PARTS OF THE EXERCISE —
- A) Translate this sentence from the text about the Trashmen into Spanish: "The group gained an interest in surf rock after listening to Dick Dale."
- B) Summarize the text about the Trashmen in two sentences.
- C) Transcribe the part of the text about the Trashmen starting with "The Trashmen's biggest" and going on through "of The Rivingtons.".

TEXT SECTION —
---

The Trashmen were an American rock band formed in Minneapolis, Minnesota, United States, in 1962. 
The original line-up of the group featured guitarists Tony Andreason and Dal Winslow, bassist Bob Reed, and drummer Steve Wahrer.

Along with Colorado-based contemporaries the Astronauts, the Trashmen have been described as "the premier landlocked Midwestern surf group of the '60s."  The band took their name from "Trashman's Blues", a song written and recorded in 1961 by Minneapolis musician Kai Ray (Richard Caire, 1935–2017), who later wrote songs for the band.

History

Pre-Trashmen 
Tony Andreason and Mike Jann were friends who learned and played guitar together, starting in 1955. They primarily played country. In 1957, at the Crystal Coliseum, Tony and Mike met Steve Wahrer, a drummer, Dallas "Dal" Winslow, a guitar player, and a saxophone player. Tony, Steve, Dal, and the saxophone player played as The String Kings for a brief time period. Mike wasn't part of the group, due to being more interested in country music. Tony met Jim Thaxter through Steve and Dale. Jim was a singer who was looking to front a band. "Jim Thaxter and the Travelers" was then formed with the following line-up: Jim Thaxter on lead vocals and guitar (tuned to a bass guitar); Tony Andreason on lead guitar; Dal Winslow on rhythm guitar; Tom Diehl on piano; and Steve Wahrer on drums. In Spring 1961, the group took a break as Tony and Jim had to go into the military. In February or March 1962, the two returned. However, disagreements on musical direction between the two caused Tony to leave the band. Steve and Dal left with him.

Early Trashmen 
Don (Woody) Wood joined the group on bass. After Don's friend showed the group a record called "The Trashmen’s Blues" by guitarist Tony Caire aka Kai Ray, Steve decided to call the band "The Trashmen". The group was primarily an instrumental group, with occasional lead vocals by Steve. Steve began to sing more and more. Tony has occasionally sung lead. Don left the band and was replaced by Bob Reed, picked from an audition. The group gained an interest in surf rock after listening to Dick Dale. A song called "Surfin' Bird" was conceptualized by Steve and was instantly liked by their audience at shows.

"Surfin' Bird" as first success 

The Trashmen's biggest hit was 1963's "Surfin' Bird", which reached No. 4 on the Billboard Hot 100 in the latter part of that year. The song was a combination of two R&B hits by The Rivingtons, "The Bird's the Word" and "Papa-Oom-Mow-Mow". Early pressings of the single credit the Trashmen's drummer and vocalist Steve Wahrer as the composer, but following a threat from The Rivingtons' legal counsel, the writing credit was removed from Wahrer and transferred to the members of The Rivingtons.

---

DATASET CONTENT —
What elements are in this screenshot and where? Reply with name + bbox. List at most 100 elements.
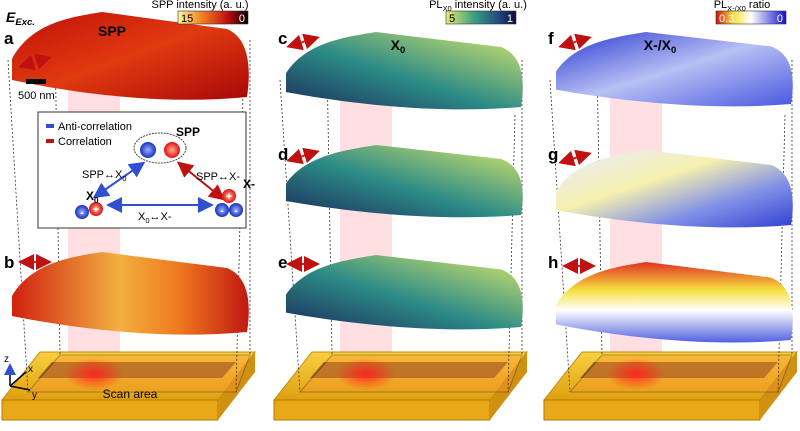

---

THE RESULTS —
- A) El grupo se interesó por el surf rock después de escuchar a Dick Dale.

- B) The Trashmen were an American rock band formed in Minneapolis in 1962 that took their name from a song by Minneapolis musician Kai Ray and became interested in surf rock after listening to Dick Dale. Their biggest hit, 1963's "Surfin' Bird," reached No. 4 on the Billboard Hot 100, but after a legal threat its writing credit was moved from drummer Steve Wahrer to the members of The Rivingtons.

- C)
The Trashmen's biggest hit was 1963's "Surfin' Bird", which reached No. 4 on the Billboard Hot 100 in the latter part of that year. The song was a combination of two R&B hits by The Rivingtons, "The Bird's the Word" and "Papa-Oom-Mow-Mow". Early pressings of the single credit the Trashmen's drummer and vocalist Steve Wahrer as the composer, but following a threat from The Rivingtons' legal counsel, the writing credit was removed from Wahrer and transferred to the members of The Rivingtons.